**Given instruction**
Copy the material below, starting at its first line and ending with the line that contains "trend-marker [681, 375, 687, 380]". Include that line and reproduce every line word for word.

Records from a collection:
START

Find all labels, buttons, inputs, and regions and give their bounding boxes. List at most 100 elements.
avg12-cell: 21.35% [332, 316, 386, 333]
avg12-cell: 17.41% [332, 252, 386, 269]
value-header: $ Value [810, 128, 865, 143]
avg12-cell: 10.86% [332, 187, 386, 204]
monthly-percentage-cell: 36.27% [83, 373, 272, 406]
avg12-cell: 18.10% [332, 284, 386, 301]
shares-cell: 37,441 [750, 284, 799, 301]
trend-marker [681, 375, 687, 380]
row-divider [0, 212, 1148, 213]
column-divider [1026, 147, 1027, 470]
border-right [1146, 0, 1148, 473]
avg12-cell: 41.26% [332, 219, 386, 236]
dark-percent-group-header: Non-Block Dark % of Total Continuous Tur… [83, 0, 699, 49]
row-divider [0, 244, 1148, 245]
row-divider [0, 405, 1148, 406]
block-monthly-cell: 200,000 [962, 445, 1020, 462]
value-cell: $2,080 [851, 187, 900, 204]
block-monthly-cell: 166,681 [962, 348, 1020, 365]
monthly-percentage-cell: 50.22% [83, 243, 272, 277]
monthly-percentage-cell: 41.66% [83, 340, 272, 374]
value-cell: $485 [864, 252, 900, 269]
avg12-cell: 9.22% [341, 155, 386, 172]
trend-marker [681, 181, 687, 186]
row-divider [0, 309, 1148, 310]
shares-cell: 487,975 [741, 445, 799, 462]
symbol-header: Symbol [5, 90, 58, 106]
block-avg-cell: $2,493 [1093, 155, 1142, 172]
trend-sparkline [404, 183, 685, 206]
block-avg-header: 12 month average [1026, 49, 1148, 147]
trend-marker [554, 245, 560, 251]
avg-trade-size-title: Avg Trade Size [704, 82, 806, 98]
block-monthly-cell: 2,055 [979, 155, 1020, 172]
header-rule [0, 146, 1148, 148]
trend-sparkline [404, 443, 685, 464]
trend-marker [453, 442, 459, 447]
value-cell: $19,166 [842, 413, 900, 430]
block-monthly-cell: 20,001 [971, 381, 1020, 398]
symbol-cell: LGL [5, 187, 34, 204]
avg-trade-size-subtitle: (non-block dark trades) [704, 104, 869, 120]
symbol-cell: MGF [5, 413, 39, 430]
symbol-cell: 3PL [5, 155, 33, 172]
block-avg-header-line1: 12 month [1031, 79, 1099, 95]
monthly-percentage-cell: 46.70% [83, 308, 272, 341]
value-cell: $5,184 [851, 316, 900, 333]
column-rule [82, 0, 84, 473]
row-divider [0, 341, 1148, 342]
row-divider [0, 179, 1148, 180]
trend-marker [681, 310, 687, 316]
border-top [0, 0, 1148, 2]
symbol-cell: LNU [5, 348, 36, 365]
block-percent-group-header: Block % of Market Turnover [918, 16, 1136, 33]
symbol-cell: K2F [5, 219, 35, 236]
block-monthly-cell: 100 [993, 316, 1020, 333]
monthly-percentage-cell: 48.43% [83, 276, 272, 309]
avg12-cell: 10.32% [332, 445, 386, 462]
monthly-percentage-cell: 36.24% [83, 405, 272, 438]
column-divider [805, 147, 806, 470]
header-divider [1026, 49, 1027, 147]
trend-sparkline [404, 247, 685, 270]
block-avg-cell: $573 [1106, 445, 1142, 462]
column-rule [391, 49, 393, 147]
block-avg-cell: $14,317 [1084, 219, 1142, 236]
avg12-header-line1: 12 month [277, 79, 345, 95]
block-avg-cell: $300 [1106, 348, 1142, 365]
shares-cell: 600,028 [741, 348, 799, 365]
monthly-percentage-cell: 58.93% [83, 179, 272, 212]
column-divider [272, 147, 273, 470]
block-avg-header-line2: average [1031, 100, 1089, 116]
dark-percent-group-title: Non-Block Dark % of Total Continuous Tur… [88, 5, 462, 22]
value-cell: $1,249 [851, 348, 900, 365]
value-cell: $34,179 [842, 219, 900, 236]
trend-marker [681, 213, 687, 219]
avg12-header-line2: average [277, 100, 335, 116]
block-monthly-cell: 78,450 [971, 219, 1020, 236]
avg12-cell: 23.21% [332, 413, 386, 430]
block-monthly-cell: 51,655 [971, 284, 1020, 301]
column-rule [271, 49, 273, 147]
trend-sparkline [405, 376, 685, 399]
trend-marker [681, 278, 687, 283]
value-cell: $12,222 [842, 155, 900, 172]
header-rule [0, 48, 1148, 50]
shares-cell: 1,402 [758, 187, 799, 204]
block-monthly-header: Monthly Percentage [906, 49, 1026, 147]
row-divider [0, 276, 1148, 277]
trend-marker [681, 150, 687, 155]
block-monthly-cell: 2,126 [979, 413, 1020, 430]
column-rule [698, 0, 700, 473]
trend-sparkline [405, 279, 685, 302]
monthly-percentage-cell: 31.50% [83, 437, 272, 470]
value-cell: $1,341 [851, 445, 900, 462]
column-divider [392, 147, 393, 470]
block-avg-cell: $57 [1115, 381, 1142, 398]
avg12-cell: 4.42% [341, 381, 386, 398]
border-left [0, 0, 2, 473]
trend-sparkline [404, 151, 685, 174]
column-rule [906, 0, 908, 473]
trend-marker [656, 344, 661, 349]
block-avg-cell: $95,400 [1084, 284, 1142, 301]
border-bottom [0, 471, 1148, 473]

END

**Result of this task**
Find all labels, buttons, inputs, and regions and give their bounding boxes. List at most 100 elements.
avg12-cell: 21.35% [332, 316, 386, 333]
avg12-cell: 17.41% [332, 252, 386, 269]
value-header: $ Value [810, 128, 865, 143]
avg12-cell: 10.86% [332, 187, 386, 204]
monthly-percentage-cell: 36.27% [83, 373, 272, 406]
avg12-cell: 18.10% [332, 284, 386, 301]
shares-cell: 37,441 [750, 284, 799, 301]
trend-marker [681, 375, 687, 380]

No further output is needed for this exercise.